Your goal: Reproduce the listing that follows with no differences at all.
-- begin Material shown --
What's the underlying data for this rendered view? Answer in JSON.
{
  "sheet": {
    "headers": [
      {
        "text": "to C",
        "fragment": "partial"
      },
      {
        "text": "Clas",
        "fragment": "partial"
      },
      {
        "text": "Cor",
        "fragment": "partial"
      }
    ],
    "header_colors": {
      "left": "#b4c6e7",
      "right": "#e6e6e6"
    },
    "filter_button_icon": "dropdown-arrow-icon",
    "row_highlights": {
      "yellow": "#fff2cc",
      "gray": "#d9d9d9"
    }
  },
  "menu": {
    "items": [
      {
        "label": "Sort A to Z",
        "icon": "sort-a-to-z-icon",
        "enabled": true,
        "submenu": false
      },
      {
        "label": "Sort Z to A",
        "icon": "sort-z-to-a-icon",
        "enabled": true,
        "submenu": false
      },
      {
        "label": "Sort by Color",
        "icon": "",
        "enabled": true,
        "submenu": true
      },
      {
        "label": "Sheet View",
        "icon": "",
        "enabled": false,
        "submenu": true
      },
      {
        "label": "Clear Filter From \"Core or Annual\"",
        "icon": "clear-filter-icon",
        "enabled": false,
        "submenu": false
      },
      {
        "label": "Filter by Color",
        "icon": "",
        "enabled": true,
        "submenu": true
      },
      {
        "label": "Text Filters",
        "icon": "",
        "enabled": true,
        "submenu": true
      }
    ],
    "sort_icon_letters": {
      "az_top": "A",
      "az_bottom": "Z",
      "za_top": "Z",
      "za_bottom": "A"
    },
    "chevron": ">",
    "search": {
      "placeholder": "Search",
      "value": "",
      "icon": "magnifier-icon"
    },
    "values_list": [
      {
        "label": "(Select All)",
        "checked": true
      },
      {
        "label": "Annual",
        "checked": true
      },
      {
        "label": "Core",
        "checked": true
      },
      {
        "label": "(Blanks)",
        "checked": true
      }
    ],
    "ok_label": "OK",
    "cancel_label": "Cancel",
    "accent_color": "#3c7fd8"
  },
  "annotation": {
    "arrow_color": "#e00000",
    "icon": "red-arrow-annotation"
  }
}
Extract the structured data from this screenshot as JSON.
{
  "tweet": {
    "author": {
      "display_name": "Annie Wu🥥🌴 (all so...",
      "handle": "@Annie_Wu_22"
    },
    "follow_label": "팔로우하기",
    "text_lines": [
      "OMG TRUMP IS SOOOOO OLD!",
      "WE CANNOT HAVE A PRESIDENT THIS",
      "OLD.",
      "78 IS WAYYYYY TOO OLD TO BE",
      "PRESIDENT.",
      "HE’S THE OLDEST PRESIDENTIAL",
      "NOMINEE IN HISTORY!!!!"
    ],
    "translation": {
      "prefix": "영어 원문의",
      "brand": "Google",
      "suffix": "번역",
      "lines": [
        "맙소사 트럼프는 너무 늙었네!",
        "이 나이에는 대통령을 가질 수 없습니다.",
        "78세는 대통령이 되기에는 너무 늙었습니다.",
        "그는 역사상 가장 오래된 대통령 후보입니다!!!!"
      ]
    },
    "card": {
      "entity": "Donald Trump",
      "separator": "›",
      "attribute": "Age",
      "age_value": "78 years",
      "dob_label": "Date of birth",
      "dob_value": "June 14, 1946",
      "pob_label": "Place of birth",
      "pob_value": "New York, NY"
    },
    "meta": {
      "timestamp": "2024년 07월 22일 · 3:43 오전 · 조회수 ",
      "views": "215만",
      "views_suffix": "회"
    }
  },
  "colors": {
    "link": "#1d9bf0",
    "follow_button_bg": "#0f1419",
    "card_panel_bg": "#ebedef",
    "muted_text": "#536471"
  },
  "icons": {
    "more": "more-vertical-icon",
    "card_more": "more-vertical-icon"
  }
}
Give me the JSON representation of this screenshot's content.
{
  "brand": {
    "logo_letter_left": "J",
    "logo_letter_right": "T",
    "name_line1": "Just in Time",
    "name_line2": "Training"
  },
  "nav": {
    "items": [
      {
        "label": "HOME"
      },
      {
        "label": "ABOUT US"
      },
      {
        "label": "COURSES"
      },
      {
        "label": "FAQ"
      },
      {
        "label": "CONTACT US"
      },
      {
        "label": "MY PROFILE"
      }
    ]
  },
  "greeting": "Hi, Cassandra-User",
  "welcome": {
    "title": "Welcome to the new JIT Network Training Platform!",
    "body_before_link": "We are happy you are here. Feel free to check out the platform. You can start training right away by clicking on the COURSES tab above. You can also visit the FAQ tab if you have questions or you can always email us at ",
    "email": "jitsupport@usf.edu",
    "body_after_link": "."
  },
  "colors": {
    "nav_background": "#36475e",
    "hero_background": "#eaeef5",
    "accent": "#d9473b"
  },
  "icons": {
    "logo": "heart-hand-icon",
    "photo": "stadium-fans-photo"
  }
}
-- end Material shown --
Response to this exercise:
What's the underlying data for this rendered view? Answer in JSON.
{
  "sheet": {
    "headers": [
      {
        "text": "to C",
        "fragment": "partial"
      },
      {
        "text": "Clas",
        "fragment": "partial"
      },
      {
        "text": "Cor",
        "fragment": "partial"
      }
    ],
    "header_colors": {
      "left": "#b4c6e7",
      "right": "#e6e6e6"
    },
    "filter_button_icon": "dropdown-arrow-icon",
    "row_highlights": {
      "yellow": "#fff2cc",
      "gray": "#d9d9d9"
    }
  },
  "menu": {
    "items": [
      {
        "label": "Sort A to Z",
        "icon": "sort-a-to-z-icon",
        "enabled": true,
        "submenu": false
      },
      {
        "label": "Sort Z to A",
        "icon": "sort-z-to-a-icon",
        "enabled": true,
        "submenu": false
      },
      {
        "label": "Sort by Color",
        "icon": "",
        "enabled": true,
        "submenu": true
      },
      {
        "label": "Sheet View",
        "icon": "",
        "enabled": false,
        "submenu": true
      },
      {
        "label": "Clear Filter From \"Core or Annual\"",
        "icon": "clear-filter-icon",
        "enabled": false,
        "submenu": false
      },
      {
        "label": "Filter by Color",
        "icon": "",
        "enabled": true,
        "submenu": true
      },
      {
        "label": "Text Filters",
        "icon": "",
        "enabled": true,
        "submenu": true
      }
    ],
    "sort_icon_letters": {
      "az_top": "A",
      "az_bottom": "Z",
      "za_top": "Z",
      "za_bottom": "A"
    },
    "chevron": ">",
    "search": {
      "placeholder": "Search",
      "value": "",
      "icon": "magnifier-icon"
    },
    "values_list": [
      {
        "label": "(Select All)",
        "checked": true
      },
      {
        "label": "Annual",
        "checked": true
      },
      {
        "label": "Core",
        "checked": true
      },
      {
        "label": "(Blanks)",
        "checked": true
      }
    ],
    "ok_label": "OK",
    "cancel_label": "Cancel",
    "accent_color": "#3c7fd8"
  },
  "annotation": {
    "arrow_color": "#e00000",
    "icon": "red-arrow-annotation"
  }
}
Extract the structured data from this screenshot as JSON.
{
  "tweet": {
    "author": {
      "display_name": "Annie Wu🥥🌴 (all so...",
      "handle": "@Annie_Wu_22"
    },
    "follow_label": "팔로우하기",
    "text_lines": [
      "OMG TRUMP IS SOOOOO OLD!",
      "WE CANNOT HAVE A PRESIDENT THIS",
      "OLD.",
      "78 IS WAYYYYY TOO OLD TO BE",
      "PRESIDENT.",
      "HE’S THE OLDEST PRESIDENTIAL",
      "NOMINEE IN HISTORY!!!!"
    ],
    "translation": {
      "prefix": "영어 원문의",
      "brand": "Google",
      "suffix": "번역",
      "lines": [
        "맙소사 트럼프는 너무 늙었네!",
        "이 나이에는 대통령을 가질 수 없습니다.",
        "78세는 대통령이 되기에는 너무 늙었습니다.",
        "그는 역사상 가장 오래된 대통령 후보입니다!!!!"
      ]
    },
    "card": {
      "entity": "Donald Trump",
      "separator": "›",
      "attribute": "Age",
      "age_value": "78 years",
      "dob_label": "Date of birth",
      "dob_value": "June 14, 1946",
      "pob_label": "Place of birth",
      "pob_value": "New York, NY"
    },
    "meta": {
      "timestamp": "2024년 07월 22일 · 3:43 오전 · 조회수 ",
      "views": "215만",
      "views_suffix": "회"
    }
  },
  "colors": {
    "link": "#1d9bf0",
    "follow_button_bg": "#0f1419",
    "card_panel_bg": "#ebedef",
    "muted_text": "#536471"
  },
  "icons": {
    "more": "more-vertical-icon",
    "card_more": "more-vertical-icon"
  }
}
Give me the JSON representation of this screenshot's content.
{
  "brand": {
    "logo_letter_left": "J",
    "logo_letter_right": "T",
    "name_line1": "Just in Time",
    "name_line2": "Training"
  },
  "nav": {
    "items": [
      {
        "label": "HOME"
      },
      {
        "label": "ABOUT US"
      },
      {
        "label": "COURSES"
      },
      {
        "label": "FAQ"
      },
      {
        "label": "CONTACT US"
      },
      {
        "label": "MY PROFILE"
      }
    ]
  },
  "greeting": "Hi, Cassandra-User",
  "welcome": {
    "title": "Welcome to the new JIT Network Training Platform!",
    "body_before_link": "We are happy you are here. Feel free to check out the platform. You can start training right away by clicking on the COURSES tab above. You can also visit the FAQ tab if you have questions or you can always email us at ",
    "email": "jitsupport@usf.edu",
    "body_after_link": "."
  },
  "colors": {
    "nav_background": "#36475e",
    "hero_background": "#eaeef5",
    "accent": "#d9473b"
  },
  "icons": {
    "logo": "heart-hand-icon",
    "photo": "stadium-fans-photo"
  }
}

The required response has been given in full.